Nothing in the data should change when you return it, but leave the pictures out.

>>>>>

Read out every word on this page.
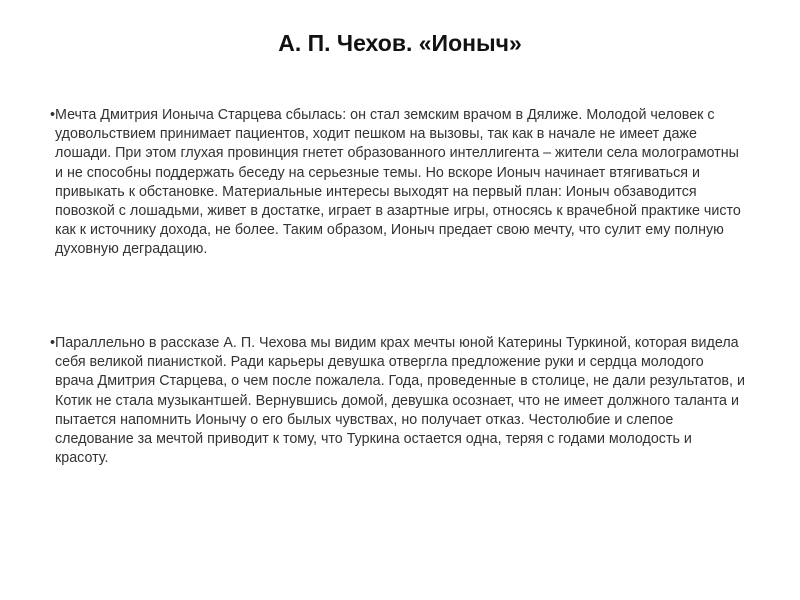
А. П. Чехов. «Ионыч»

• Мечта Дмитрия Ионыча Старцева сбылась: он стал земским врачом в Дялиже. Молодой человек с удовольствием принимает пациентов, ходит пешком на вызовы, так как в начале не имеет даже лошади. При этом глухая провинция гнетет образованного интеллигента – жители села мологрaмотны и не способны поддержать беседу на серьезные темы. Но вскоре Ионыч начинает втягиваться и привыкать к обстановке. Материальные интересы выходят на первый план: Ионыч обзаводится повозкой с лошадьми, живет в достатке, играет в азартные игры, относясь к врачебной практике чисто как к источнику дохода, не более. Таким образом, Ионыч предает свою мечту, что сулит ему полную духовную деградацию.

• Параллельно в рассказе А. П. Чехова мы видим крах мечты юной Катерины Туркиной, которая видела себя великой пианисткой. Ради карьеры девушка отвергла предложение руки и сердца молодого врача Дмитрия Старцева, о чем после пожалела. Года, проведенные в столице, не дали результатов, и Котик не стала музыкантшей. Вернувшись домой, девушка осознает, что не имеет должного таланта и пытается напомнить Ионычу о его былых чувствах, но получает отказ. Честолюбие и слепое следование за мечтой приводит к тому, что Туркина остается одна, теряя с годами молодость и красоту.
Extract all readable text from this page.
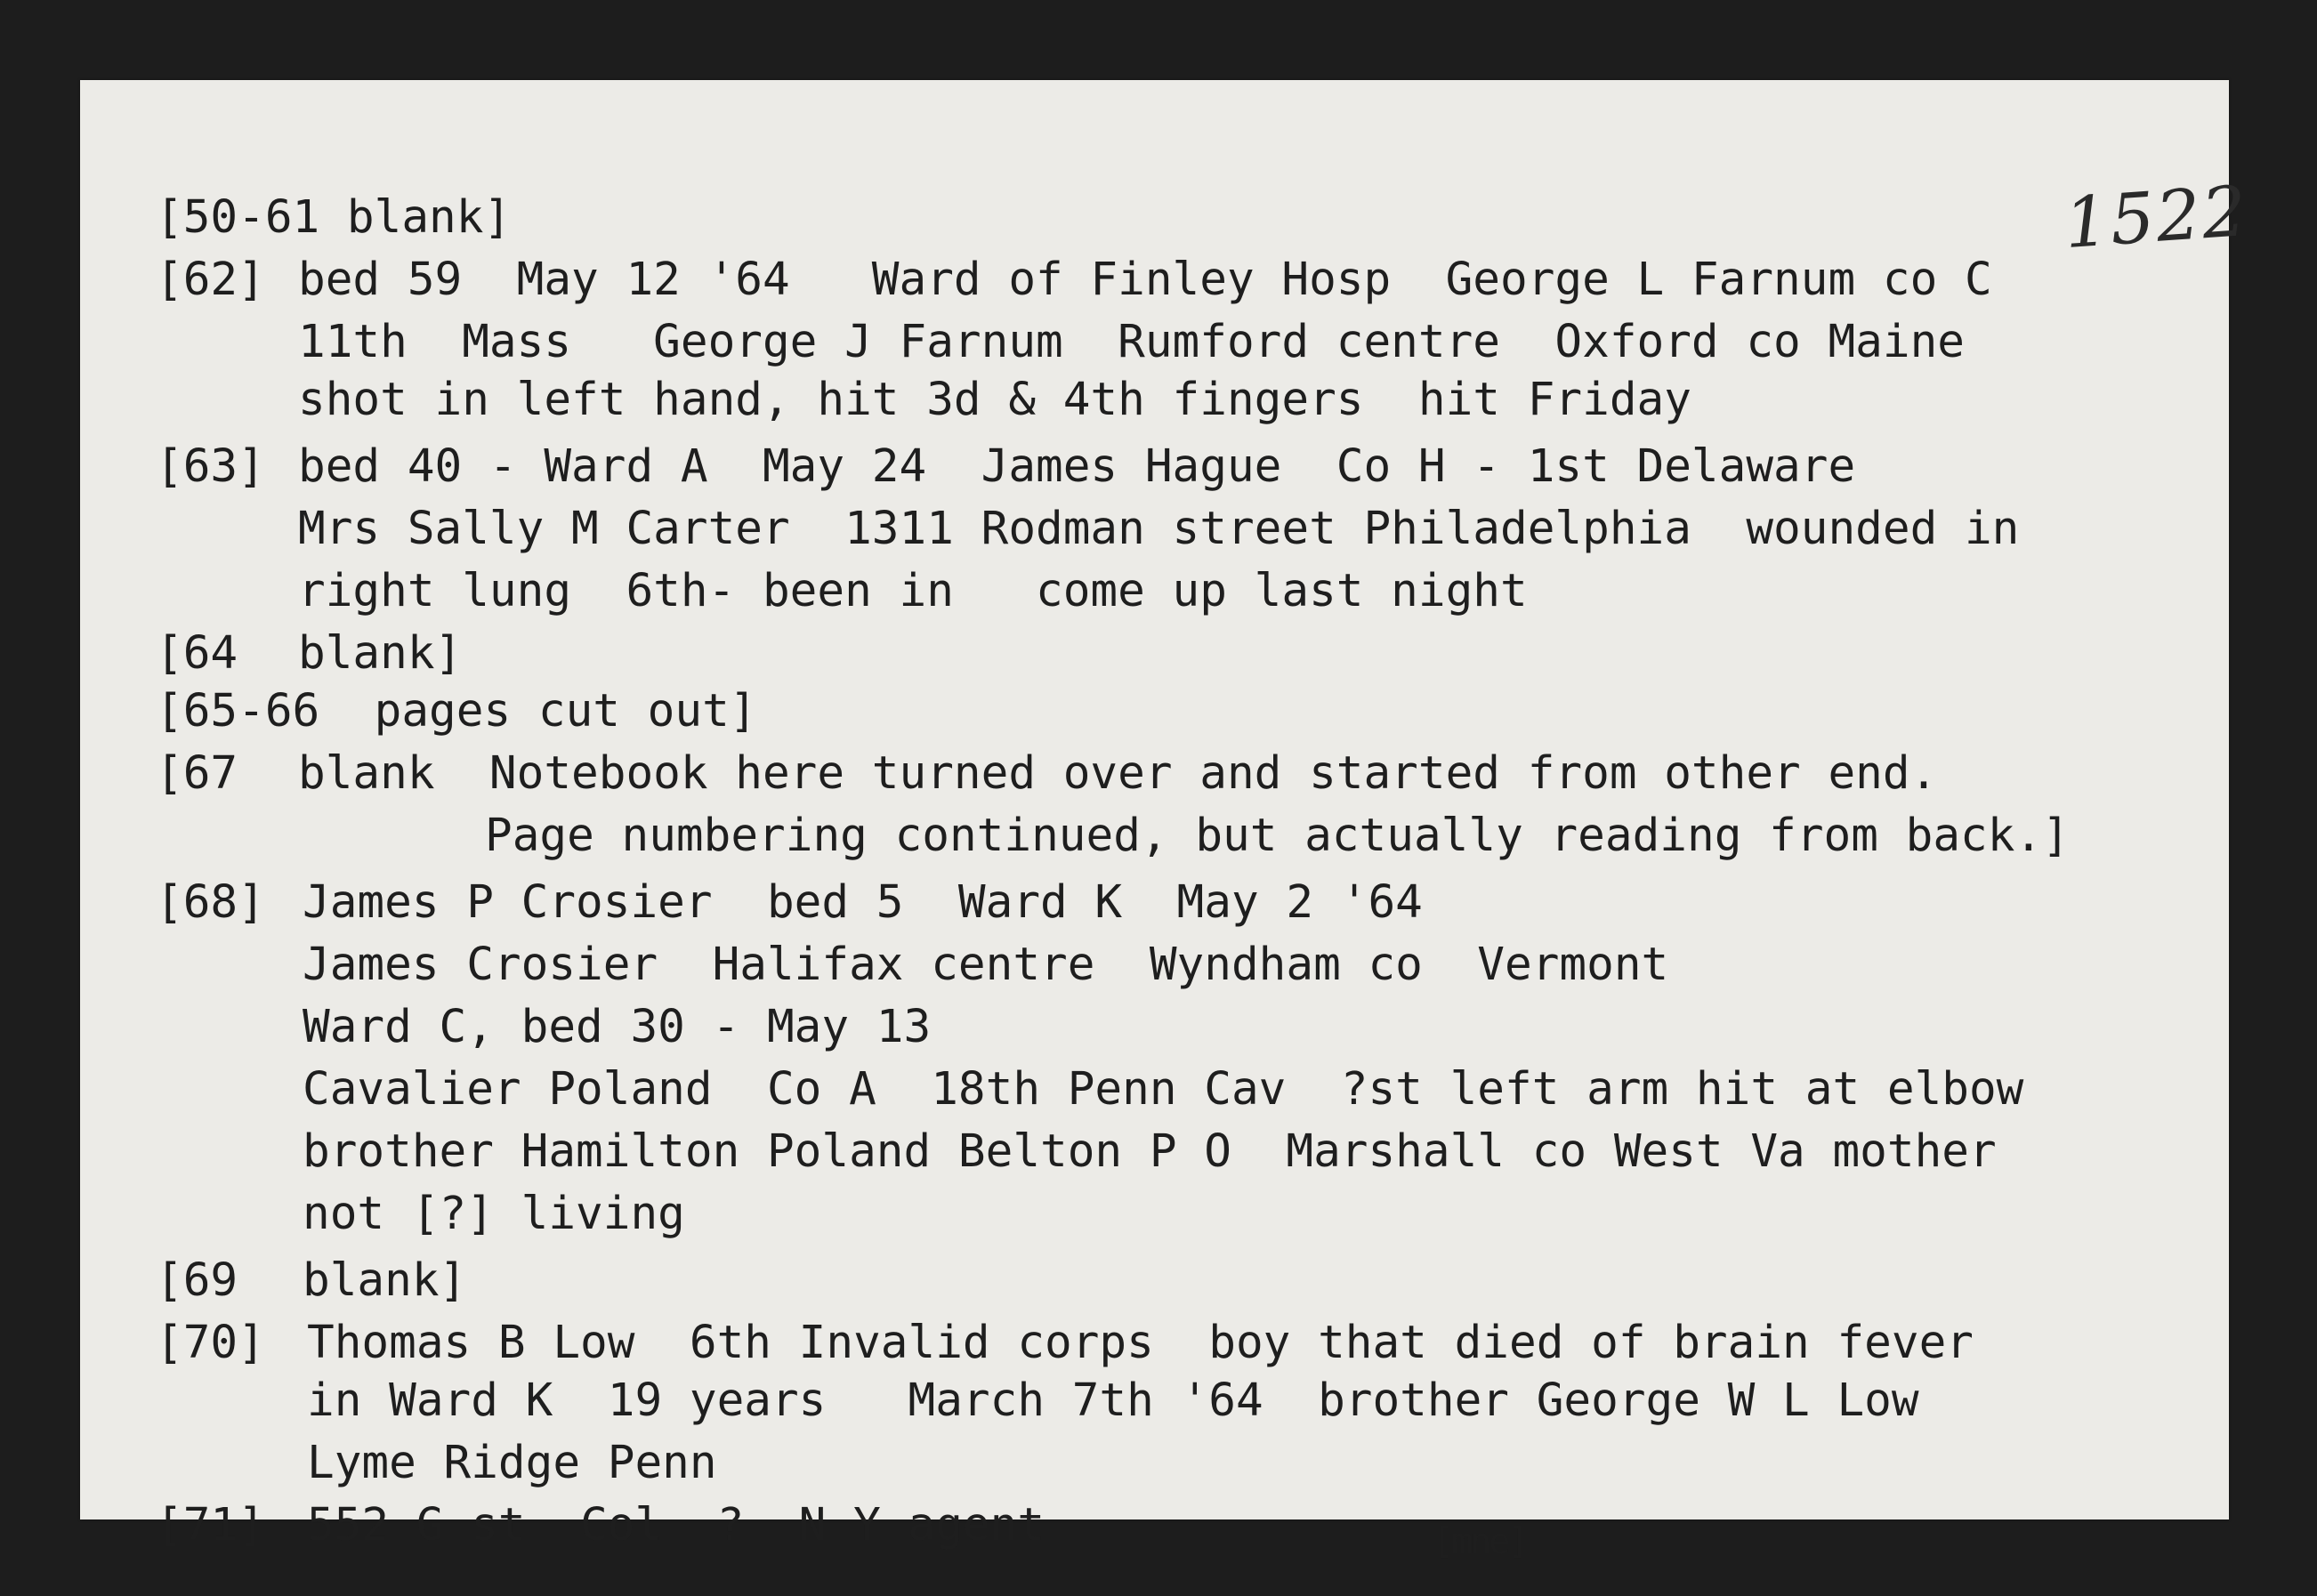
1522
[50-61 blank]
[62] bed 59  May 12 '64   Ward of Finley Hosp  George L Farnum co C
11th  Mass   George J Farnum  Rumford centre  Oxford co Maine
shot in left hand, hit 3d & 4th fingers  hit Friday
[63] bed 40 - Ward A  May 24  James Hague  Co H - 1st Delaware
Mrs Sally M Carter  1311 Rodman street Philadelphia  wounded in
right lung  6th- been in   come up last night
[64 blank]
[65-66  pages cut out]
[67 blank  Notebook here turned over and started from other end.
Page numbering continued, but actually reading from back.]
[68] James P Crosier  bed 5  Ward K  May 2 '64
James Crosier  Halifax centre  Wyndham co  Vermont
Ward C, bed 30 - May 13
Cavalier Poland  Co A  18th Penn Cav  ?st left arm hit at elbow
brother Hamilton Poland Belton P O  Marshall co West Va mother
not [?] living
[69 blank]
[70] Thomas B Low  6th Invalid corps  boy that died of brain fever
in Ward K  19 years   March 7th '64  brother George W L Low
Lyme Ridge Penn
[71] 552 G st  Col  ?  N Y agent	[mne]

<<<<<

Written response
Read out every word on this page.
А. П. Чехов. «Ионыч»

• Мечта Дмитрия Ионыча Старцева сбылась: он стал земским врачом в Дялиже. Молодой человек с удовольствием принимает пациентов, ходит пешком на вызовы, так как в начале не имеет даже лошади. При этом глухая провинция гнетет образованного интеллигента – жители села мологрaмотны и не способны поддержать беседу на серьезные темы. Но вскоре Ионыч начинает втягиваться и привыкать к обстановке. Материальные интересы выходят на первый план: Ионыч обзаводится повозкой с лошадьми, живет в достатке, играет в азартные игры, относясь к врачебной практике чисто как к источнику дохода, не более. Таким образом, Ионыч предает свою мечту, что сулит ему полную духовную деградацию.

• Параллельно в рассказе А. П. Чехова мы видим крах мечты юной Катерины Туркиной, которая видела себя великой пианисткой. Ради карьеры девушка отвергла предложение руки и сердца молодого врача Дмитрия Старцева, о чем после пожалела. Года, проведенные в столице, не дали результатов, и Котик не стала музыкантшей. Вернувшись домой, девушка осознает, что не имеет должного таланта и пытается напомнить Ионычу о его былых чувствах, но получает отказ. Честолюбие и слепое следование за мечтой приводит к тому, что Туркина остается одна, теряя с годами молодость и красоту.
Extract all readable text from this page.
1522
[50-61 blank]
[62] bed 59  May 12 '64   Ward of Finley Hosp  George L Farnum co C
11th  Mass   George J Farnum  Rumford centre  Oxford co Maine
shot in left hand, hit 3d & 4th fingers  hit Friday
[63] bed 40 - Ward A  May 24  James Hague  Co H - 1st Delaware
Mrs Sally M Carter  1311 Rodman street Philadelphia  wounded in
right lung  6th- been in   come up last night
[64 blank]
[65-66  pages cut out]
[67 blank  Notebook here turned over and started from other end.
Page numbering continued, but actually reading from back.]
[68] James P Crosier  bed 5  Ward K  May 2 '64
James Crosier  Halifax centre  Wyndham co  Vermont
Ward C, bed 30 - May 13
Cavalier Poland  Co A  18th Penn Cav  ?st left arm hit at elbow
brother Hamilton Poland Belton P O  Marshall co West Va mother
not [?] living
[69 blank]
[70] Thomas B Low  6th Invalid corps  boy that died of brain fever
in Ward K  19 years   March 7th '64  brother George W L Low
Lyme Ridge Penn
[71] 552 G st  Col  ?  N Y agent	[mne]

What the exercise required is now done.